What the exercise asks ::
Tally up the lines in the following entries where the string "ISSN" appears, and answer with the number alone.

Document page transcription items
────────
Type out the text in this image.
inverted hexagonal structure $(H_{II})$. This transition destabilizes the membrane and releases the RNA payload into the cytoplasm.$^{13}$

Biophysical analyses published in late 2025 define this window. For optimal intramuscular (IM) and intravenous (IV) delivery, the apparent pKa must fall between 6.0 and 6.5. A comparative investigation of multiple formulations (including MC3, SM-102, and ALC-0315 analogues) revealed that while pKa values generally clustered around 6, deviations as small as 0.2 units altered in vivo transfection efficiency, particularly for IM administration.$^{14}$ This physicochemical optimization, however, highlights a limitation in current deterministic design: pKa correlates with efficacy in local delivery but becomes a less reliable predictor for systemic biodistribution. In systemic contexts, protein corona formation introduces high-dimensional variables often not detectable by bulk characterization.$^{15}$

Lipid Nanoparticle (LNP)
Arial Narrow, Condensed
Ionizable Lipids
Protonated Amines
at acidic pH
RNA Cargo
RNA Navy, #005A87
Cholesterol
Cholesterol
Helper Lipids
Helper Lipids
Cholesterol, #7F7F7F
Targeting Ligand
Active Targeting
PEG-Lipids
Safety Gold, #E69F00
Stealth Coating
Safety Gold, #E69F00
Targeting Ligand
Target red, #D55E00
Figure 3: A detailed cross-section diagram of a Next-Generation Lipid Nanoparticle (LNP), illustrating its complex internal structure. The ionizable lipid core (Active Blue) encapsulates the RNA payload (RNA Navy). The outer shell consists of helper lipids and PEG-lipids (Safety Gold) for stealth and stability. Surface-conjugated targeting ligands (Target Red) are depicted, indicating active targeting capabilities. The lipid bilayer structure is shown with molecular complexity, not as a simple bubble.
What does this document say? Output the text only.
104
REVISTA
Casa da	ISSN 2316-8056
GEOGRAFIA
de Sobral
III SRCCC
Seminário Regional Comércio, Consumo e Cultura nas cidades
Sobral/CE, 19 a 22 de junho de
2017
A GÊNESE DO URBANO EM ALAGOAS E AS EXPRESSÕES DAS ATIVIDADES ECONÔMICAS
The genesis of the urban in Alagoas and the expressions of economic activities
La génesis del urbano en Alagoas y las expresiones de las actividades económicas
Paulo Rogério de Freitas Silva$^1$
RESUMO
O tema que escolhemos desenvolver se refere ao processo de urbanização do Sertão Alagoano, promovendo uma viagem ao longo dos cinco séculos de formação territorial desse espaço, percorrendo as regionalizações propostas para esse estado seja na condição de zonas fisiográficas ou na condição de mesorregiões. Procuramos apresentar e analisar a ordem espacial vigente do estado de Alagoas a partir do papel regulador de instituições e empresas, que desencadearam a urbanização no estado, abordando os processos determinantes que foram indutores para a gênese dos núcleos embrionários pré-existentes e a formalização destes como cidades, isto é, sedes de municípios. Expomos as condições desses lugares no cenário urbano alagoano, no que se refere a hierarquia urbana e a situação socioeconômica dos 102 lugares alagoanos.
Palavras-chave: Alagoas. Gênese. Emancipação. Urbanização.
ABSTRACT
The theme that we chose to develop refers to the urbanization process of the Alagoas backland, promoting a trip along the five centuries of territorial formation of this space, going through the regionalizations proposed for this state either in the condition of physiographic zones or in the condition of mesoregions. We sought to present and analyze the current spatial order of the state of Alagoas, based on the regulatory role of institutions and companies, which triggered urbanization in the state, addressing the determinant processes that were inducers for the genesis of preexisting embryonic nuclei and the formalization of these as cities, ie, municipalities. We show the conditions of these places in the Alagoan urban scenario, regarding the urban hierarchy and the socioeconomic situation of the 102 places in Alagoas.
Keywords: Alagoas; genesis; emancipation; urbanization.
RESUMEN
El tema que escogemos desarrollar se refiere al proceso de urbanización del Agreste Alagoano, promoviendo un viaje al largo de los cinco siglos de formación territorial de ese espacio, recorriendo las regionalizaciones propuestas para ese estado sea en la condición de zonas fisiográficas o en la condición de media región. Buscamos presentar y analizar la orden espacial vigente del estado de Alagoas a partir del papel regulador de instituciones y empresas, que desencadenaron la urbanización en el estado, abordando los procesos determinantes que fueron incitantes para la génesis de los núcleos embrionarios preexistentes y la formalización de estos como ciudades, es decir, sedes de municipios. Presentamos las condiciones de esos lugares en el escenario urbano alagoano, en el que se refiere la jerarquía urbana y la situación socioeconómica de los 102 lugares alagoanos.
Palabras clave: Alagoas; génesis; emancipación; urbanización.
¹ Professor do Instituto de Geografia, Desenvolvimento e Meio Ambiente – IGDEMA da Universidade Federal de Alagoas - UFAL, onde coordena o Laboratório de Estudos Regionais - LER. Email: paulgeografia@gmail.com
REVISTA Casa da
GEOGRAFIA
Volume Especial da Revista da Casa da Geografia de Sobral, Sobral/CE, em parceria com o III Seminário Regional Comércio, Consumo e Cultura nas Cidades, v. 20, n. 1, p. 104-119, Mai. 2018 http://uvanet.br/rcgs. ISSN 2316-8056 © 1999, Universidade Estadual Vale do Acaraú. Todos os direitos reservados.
────────
Exercise result ::
2